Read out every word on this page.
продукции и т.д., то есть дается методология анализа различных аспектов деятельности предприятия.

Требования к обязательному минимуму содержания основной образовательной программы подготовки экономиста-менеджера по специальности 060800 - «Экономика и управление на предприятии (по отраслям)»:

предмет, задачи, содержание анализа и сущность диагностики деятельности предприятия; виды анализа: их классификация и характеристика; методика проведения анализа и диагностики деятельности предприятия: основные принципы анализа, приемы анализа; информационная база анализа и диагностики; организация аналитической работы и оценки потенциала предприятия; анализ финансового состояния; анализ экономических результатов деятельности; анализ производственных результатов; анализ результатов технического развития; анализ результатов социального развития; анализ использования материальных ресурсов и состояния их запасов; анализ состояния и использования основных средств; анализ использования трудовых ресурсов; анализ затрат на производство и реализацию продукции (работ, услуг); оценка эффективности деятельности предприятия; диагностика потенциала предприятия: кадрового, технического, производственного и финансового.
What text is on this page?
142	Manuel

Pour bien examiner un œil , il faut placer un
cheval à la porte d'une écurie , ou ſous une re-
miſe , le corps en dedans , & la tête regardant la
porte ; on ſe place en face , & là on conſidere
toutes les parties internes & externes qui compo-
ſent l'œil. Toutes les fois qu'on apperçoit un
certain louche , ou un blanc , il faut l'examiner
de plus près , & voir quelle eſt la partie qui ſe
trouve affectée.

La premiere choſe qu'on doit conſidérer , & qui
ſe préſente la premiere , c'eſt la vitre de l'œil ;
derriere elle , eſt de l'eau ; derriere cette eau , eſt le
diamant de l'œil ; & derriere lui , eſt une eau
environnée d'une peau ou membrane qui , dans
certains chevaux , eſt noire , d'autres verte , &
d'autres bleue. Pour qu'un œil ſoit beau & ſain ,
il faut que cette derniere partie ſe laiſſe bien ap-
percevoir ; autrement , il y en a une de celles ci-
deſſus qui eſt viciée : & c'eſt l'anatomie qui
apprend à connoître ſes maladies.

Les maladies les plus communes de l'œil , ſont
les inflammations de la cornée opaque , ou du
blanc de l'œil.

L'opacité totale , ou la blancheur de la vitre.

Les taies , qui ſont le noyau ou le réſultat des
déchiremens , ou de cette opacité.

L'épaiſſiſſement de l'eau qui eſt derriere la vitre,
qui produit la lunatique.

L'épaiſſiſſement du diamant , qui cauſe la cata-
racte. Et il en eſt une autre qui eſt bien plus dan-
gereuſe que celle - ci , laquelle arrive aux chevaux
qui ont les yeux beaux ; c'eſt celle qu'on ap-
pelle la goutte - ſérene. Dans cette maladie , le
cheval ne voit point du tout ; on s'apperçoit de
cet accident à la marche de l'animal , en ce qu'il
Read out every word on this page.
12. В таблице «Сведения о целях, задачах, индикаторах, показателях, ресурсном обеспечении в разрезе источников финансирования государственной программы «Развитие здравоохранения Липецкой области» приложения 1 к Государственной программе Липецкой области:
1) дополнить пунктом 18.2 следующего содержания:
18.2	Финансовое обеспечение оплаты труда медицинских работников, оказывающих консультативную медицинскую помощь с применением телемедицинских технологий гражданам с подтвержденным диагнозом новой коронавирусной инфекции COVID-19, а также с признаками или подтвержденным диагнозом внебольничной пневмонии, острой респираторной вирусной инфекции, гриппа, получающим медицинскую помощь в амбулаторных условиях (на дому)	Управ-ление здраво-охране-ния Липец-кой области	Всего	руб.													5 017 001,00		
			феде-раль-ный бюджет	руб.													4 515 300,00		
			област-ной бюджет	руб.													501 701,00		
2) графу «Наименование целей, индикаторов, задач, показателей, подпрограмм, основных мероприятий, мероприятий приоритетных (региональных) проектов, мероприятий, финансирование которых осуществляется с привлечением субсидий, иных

------------------------

# Task to complete
Repeat all the entries word for word.

# The answer
Read out every word on this page.
продукции и т.д., то есть дается методология анализа различных аспектов деятельности предприятия.

Требования к обязательному минимуму содержания основной образовательной программы подготовки экономиста-менеджера по специальности 060800 - «Экономика и управление на предприятии (по отраслям)»:

предмет, задачи, содержание анализа и сущность диагностики деятельности предприятия; виды анализа: их классификация и характеристика; методика проведения анализа и диагностики деятельности предприятия: основные принципы анализа, приемы анализа; информационная база анализа и диагностики; организация аналитической работы и оценки потенциала предприятия; анализ финансового состояния; анализ экономических результатов деятельности; анализ производственных результатов; анализ результатов технического развития; анализ результатов социального развития; анализ использования материальных ресурсов и состояния их запасов; анализ состояния и использования основных средств; анализ использования трудовых ресурсов; анализ затрат на производство и реализацию продукции (работ, услуг); оценка эффективности деятельности предприятия; диагностика потенциала предприятия: кадрового, технического, производственного и финансового.
What text is on this page?
142	Manuel

Pour bien examiner un œil , il faut placer un
cheval à la porte d'une écurie , ou ſous une re-
miſe , le corps en dedans , & la tête regardant la
porte ; on ſe place en face , & là on conſidere
toutes les parties internes & externes qui compo-
ſent l'œil. Toutes les fois qu'on apperçoit un
certain louche , ou un blanc , il faut l'examiner
de plus près , & voir quelle eſt la partie qui ſe
trouve affectée.

La premiere choſe qu'on doit conſidérer , & qui
ſe préſente la premiere , c'eſt la vitre de l'œil ;
derriere elle , eſt de l'eau ; derriere cette eau , eſt le
diamant de l'œil ; & derriere lui , eſt une eau
environnée d'une peau ou membrane qui , dans
certains chevaux , eſt noire , d'autres verte , &
d'autres bleue. Pour qu'un œil ſoit beau & ſain ,
il faut que cette derniere partie ſe laiſſe bien ap-
percevoir ; autrement , il y en a une de celles ci-
deſſus qui eſt viciée : & c'eſt l'anatomie qui
apprend à connoître ſes maladies.

Les maladies les plus communes de l'œil , ſont
les inflammations de la cornée opaque , ou du
blanc de l'œil.

L'opacité totale , ou la blancheur de la vitre.

Les taies , qui ſont le noyau ou le réſultat des
déchiremens , ou de cette opacité.

L'épaiſſiſſement de l'eau qui eſt derriere la vitre,
qui produit la lunatique.

L'épaiſſiſſement du diamant , qui cauſe la cata-
racte. Et il en eſt une autre qui eſt bien plus dan-
gereuſe que celle - ci , laquelle arrive aux chevaux
qui ont les yeux beaux ; c'eſt celle qu'on ap-
pelle la goutte - ſérene. Dans cette maladie , le
cheval ne voit point du tout ; on s'apperçoit de
cet accident à la marche de l'animal , en ce qu'il
Read out every word on this page.
12. В таблице «Сведения о целях, задачах, индикаторах, показателях, ресурсном обеспечении в разрезе источников финансирования государственной программы «Развитие здравоохранения Липецкой области» приложения 1 к Государственной программе Липецкой области:
1) дополнить пунктом 18.2 следующего содержания:
18.2	Финансовое обеспечение оплаты труда медицинских работников, оказывающих консультативную медицинскую помощь с применением телемедицинских технологий гражданам с подтвержденным диагнозом новой коронавирусной инфекции COVID-19, а также с признаками или подтвержденным диагнозом внебольничной пневмонии, острой респираторной вирусной инфекции, гриппа, получающим медицинскую помощь в амбулаторных условиях (на дому)	Управ-ление здраво-охране-ния Липец-кой области	Всего	руб.													5 017 001,00		
			феде-раль-ный бюджет	руб.													4 515 300,00		
			област-ной бюджет	руб.													501 701,00		
2) графу «Наименование целей, индикаторов, задач, показателей, подпрограмм, основных мероприятий, мероприятий приоритетных (региональных) проектов, мероприятий, финансирование которых осуществляется с привлечением субсидий, иных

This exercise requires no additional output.